◆ REQUIRED WORK ◆
Determine how many lines of the records include "JSON", and answer with the number alone.

◆ EXTRACTED MATERIAL ◆
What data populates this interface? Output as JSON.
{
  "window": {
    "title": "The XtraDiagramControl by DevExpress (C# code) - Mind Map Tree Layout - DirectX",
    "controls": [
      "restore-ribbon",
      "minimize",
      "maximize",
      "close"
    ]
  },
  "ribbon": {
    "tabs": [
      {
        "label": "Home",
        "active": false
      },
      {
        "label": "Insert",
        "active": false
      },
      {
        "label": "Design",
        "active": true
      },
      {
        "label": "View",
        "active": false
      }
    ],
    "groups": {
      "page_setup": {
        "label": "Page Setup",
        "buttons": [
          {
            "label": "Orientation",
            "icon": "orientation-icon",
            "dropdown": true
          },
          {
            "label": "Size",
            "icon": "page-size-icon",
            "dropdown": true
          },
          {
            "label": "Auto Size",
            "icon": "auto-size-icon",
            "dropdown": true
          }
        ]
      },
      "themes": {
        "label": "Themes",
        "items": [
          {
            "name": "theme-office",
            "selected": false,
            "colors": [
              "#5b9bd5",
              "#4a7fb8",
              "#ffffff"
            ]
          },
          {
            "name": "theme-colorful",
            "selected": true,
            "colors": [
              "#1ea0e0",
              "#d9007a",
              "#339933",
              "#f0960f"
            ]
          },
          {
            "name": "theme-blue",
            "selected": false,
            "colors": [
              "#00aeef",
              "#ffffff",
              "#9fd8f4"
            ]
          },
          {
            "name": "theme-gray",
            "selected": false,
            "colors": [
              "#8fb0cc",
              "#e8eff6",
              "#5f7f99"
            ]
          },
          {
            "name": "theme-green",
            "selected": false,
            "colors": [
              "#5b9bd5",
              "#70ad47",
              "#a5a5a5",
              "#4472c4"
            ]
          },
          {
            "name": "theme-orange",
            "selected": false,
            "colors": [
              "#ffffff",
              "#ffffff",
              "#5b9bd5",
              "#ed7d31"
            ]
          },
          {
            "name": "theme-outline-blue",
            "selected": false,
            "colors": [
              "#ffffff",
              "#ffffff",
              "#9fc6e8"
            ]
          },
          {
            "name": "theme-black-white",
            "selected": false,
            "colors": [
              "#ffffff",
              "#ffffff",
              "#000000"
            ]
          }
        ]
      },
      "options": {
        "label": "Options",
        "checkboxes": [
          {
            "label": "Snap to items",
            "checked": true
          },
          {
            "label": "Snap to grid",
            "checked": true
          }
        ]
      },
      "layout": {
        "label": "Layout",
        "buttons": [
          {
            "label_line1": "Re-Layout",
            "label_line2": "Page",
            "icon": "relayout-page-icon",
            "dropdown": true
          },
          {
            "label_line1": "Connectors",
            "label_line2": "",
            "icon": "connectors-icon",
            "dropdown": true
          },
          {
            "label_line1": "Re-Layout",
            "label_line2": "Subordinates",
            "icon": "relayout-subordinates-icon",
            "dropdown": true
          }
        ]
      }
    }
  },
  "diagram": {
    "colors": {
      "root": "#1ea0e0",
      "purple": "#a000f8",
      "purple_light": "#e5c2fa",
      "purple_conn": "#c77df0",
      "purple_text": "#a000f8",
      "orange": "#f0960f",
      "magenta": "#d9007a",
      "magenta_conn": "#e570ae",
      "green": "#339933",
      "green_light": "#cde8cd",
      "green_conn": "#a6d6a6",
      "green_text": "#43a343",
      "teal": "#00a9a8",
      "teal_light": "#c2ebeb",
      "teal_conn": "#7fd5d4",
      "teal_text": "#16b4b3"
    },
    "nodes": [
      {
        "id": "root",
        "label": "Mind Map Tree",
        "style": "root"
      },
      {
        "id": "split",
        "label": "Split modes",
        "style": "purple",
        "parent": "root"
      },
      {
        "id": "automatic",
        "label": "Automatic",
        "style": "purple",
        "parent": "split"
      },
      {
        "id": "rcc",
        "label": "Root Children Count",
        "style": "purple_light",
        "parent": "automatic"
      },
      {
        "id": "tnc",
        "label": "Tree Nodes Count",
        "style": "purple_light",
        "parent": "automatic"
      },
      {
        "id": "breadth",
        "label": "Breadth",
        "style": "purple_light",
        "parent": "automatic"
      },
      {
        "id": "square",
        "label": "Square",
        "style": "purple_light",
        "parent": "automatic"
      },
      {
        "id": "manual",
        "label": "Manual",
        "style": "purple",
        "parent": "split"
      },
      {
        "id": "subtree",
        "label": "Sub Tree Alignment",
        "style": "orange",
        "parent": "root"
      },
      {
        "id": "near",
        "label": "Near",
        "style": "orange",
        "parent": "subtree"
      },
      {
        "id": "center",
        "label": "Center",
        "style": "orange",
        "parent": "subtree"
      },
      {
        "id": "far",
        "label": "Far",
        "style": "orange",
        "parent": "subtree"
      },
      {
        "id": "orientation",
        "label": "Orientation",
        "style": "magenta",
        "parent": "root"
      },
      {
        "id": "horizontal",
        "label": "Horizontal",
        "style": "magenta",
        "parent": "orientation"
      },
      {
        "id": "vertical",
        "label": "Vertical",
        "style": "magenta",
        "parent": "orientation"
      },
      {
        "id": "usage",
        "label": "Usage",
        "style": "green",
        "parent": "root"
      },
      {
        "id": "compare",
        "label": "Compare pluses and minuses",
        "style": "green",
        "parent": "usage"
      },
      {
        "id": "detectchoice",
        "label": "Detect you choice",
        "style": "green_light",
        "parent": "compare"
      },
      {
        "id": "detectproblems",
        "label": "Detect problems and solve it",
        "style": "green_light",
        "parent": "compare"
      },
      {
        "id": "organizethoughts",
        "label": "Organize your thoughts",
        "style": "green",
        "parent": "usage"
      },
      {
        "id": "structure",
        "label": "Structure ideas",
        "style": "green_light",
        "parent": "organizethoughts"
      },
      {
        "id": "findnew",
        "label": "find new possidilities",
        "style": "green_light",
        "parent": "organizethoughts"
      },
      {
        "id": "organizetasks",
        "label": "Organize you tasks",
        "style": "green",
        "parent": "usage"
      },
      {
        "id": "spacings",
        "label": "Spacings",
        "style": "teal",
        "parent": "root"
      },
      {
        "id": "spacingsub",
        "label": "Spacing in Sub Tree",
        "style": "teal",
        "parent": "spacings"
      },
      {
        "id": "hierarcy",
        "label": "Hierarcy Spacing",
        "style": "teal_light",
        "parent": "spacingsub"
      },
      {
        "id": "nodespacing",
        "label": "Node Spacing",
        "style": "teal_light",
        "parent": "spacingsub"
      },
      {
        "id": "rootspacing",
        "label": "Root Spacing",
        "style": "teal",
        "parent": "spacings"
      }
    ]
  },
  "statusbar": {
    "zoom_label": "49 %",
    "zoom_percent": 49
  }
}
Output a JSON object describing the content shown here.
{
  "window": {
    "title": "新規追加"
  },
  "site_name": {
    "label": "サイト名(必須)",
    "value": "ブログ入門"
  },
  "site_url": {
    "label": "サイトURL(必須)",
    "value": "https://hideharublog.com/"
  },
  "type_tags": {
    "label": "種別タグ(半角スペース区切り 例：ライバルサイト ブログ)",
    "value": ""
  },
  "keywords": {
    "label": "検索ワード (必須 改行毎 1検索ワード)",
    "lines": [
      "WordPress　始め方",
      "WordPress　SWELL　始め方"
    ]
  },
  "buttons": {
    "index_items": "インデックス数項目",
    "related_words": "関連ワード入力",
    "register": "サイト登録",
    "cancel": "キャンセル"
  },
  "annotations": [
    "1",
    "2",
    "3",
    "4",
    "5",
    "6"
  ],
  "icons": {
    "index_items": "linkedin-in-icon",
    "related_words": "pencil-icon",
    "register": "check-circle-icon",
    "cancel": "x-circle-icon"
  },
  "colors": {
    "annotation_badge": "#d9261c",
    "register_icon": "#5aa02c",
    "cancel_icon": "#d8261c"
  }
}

◆ RESPONSE FOR THIS EXERCISE ◆
2